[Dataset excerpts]
---------------

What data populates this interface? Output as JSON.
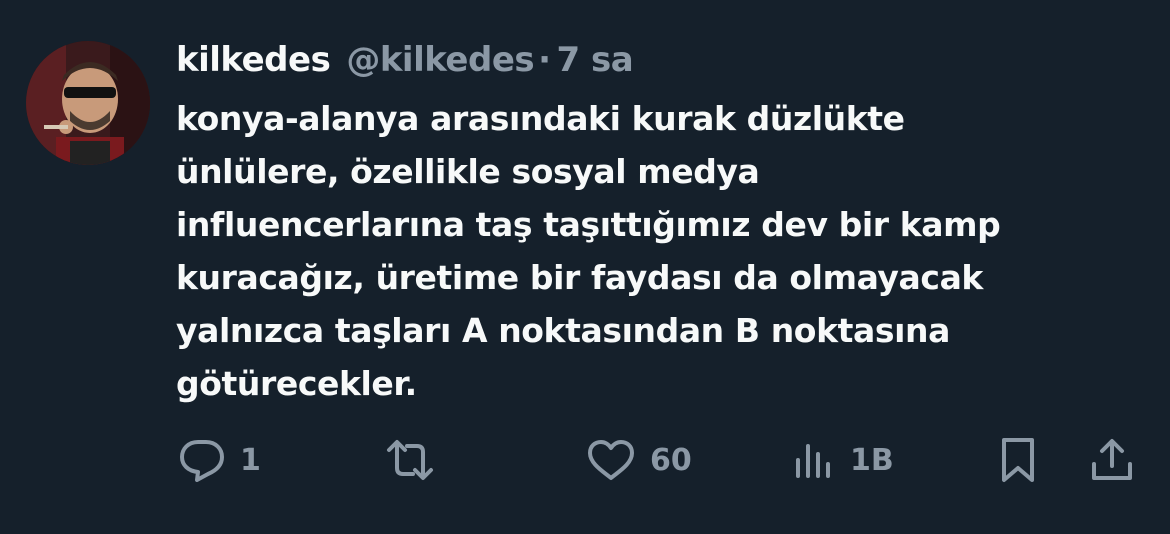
{
  "tweet": {
    "display_name": "kilkedes",
    "handle": "@kilkedes",
    "separator": "·",
    "time": "7 sa",
    "text_lines": [
      "konya-alanya arasındaki kurak düzlükte",
      "ünlülere, özellikle sosyal medya",
      "influencerlarına taş taşıttığımız dev bir kamp",
      "kuracağız, üretime bir faydası da olmayacak",
      "yalnızca taşları A noktasından B noktasına",
      "götürecekler."
    ]
  },
  "actions": {
    "reply_count": "1",
    "like_count": "60",
    "views_count": "1B"
  },
  "icons": {
    "reply": "reply-icon",
    "retweet": "retweet-icon",
    "like": "heart-icon",
    "views": "views-icon",
    "bookmark": "bookmark-icon",
    "share": "share-icon"
  },
  "colors": {
    "background": "#15202b",
    "primary_text": "#f7f9f9",
    "secondary_text": "#8b98a5"
  }
}
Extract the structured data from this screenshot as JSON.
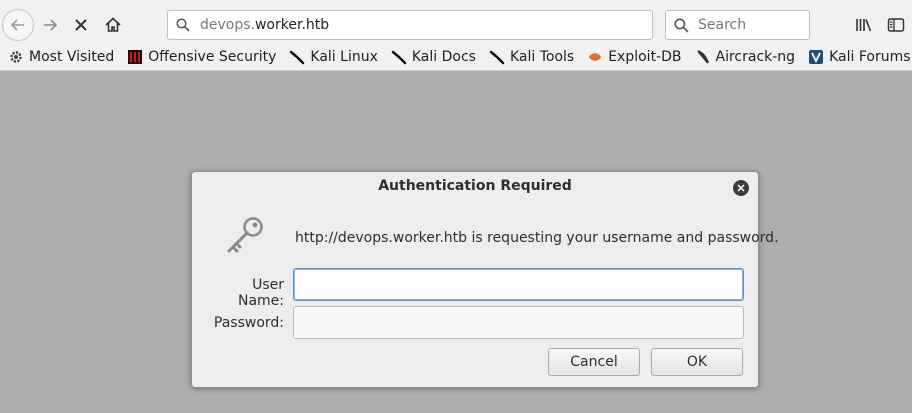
{
  "browser": {
    "url_host": "devops.",
    "url_domain": "worker.htb",
    "search_placeholder": "Search",
    "icons": {
      "back": "back-arrow-icon",
      "forward": "forward-arrow-icon",
      "stop": "stop-icon",
      "home": "home-icon",
      "url_search": "search-icon",
      "library": "library-icon",
      "sidebar": "sidebar-icon"
    }
  },
  "bookmarks": [
    {
      "label": "Most Visited",
      "icon": "gear-icon"
    },
    {
      "label": "Offensive Security",
      "icon": "offsec-icon"
    },
    {
      "label": "Kali Linux",
      "icon": "kali-dragon-icon"
    },
    {
      "label": "Kali Docs",
      "icon": "kali-dragon-icon"
    },
    {
      "label": "Kali Tools",
      "icon": "kali-dragon-icon"
    },
    {
      "label": "Exploit-DB",
      "icon": "exploitdb-icon"
    },
    {
      "label": "Aircrack-ng",
      "icon": "aircrack-icon"
    },
    {
      "label": "Kali Forums",
      "icon": "kali-forums-icon"
    }
  ],
  "dialog": {
    "title": "Authentication Required",
    "message": "http://devops.worker.htb is requesting your username and password.",
    "username_label": "User Name:",
    "password_label": "Password:",
    "username_value": "",
    "password_value": "",
    "cancel_label": "Cancel",
    "ok_label": "OK",
    "icon": "key-icon"
  },
  "colors": {
    "toolbar_bg": "#f1f1f1",
    "content_bg": "#aeaeae",
    "dialog_bg": "#ededed",
    "focus_border": "#5b8fc7"
  }
}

---------------

- _WRITTEN EXERCISE_: Copy every record above exactly, leaving out the pictures.

- _RESPONSE TO THIS TASK_:
What data populates this interface? Output as JSON.
{
  "tweet": {
    "display_name": "kilkedes",
    "handle": "@kilkedes",
    "separator": "·",
    "time": "7 sa",
    "text_lines": [
      "konya-alanya arasındaki kurak düzlükte",
      "ünlülere, özellikle sosyal medya",
      "influencerlarına taş taşıttığımız dev bir kamp",
      "kuracağız, üretime bir faydası da olmayacak",
      "yalnızca taşları A noktasından B noktasına",
      "götürecekler."
    ]
  },
  "actions": {
    "reply_count": "1",
    "like_count": "60",
    "views_count": "1B"
  },
  "icons": {
    "reply": "reply-icon",
    "retweet": "retweet-icon",
    "like": "heart-icon",
    "views": "views-icon",
    "bookmark": "bookmark-icon",
    "share": "share-icon"
  },
  "colors": {
    "background": "#15202b",
    "primary_text": "#f7f9f9",
    "secondary_text": "#8b98a5"
  }
}
Extract the structured data from this screenshot as JSON.
{
  "browser": {
    "url_host": "devops.",
    "url_domain": "worker.htb",
    "search_placeholder": "Search",
    "icons": {
      "back": "back-arrow-icon",
      "forward": "forward-arrow-icon",
      "stop": "stop-icon",
      "home": "home-icon",
      "url_search": "search-icon",
      "library": "library-icon",
      "sidebar": "sidebar-icon"
    }
  },
  "bookmarks": [
    {
      "label": "Most Visited",
      "icon": "gear-icon"
    },
    {
      "label": "Offensive Security",
      "icon": "offsec-icon"
    },
    {
      "label": "Kali Linux",
      "icon": "kali-dragon-icon"
    },
    {
      "label": "Kali Docs",
      "icon": "kali-dragon-icon"
    },
    {
      "label": "Kali Tools",
      "icon": "kali-dragon-icon"
    },
    {
      "label": "Exploit-DB",
      "icon": "exploitdb-icon"
    },
    {
      "label": "Aircrack-ng",
      "icon": "aircrack-icon"
    },
    {
      "label": "Kali Forums",
      "icon": "kali-forums-icon"
    }
  ],
  "dialog": {
    "title": "Authentication Required",
    "message": "http://devops.worker.htb is requesting your username and password.",
    "username_label": "User Name:",
    "password_label": "Password:",
    "username_value": "",
    "password_value": "",
    "cancel_label": "Cancel",
    "ok_label": "OK",
    "icon": "key-icon"
  },
  "colors": {
    "toolbar_bg": "#f1f1f1",
    "content_bg": "#aeaeae",
    "dialog_bg": "#ededed",
    "focus_border": "#5b8fc7"
  }
}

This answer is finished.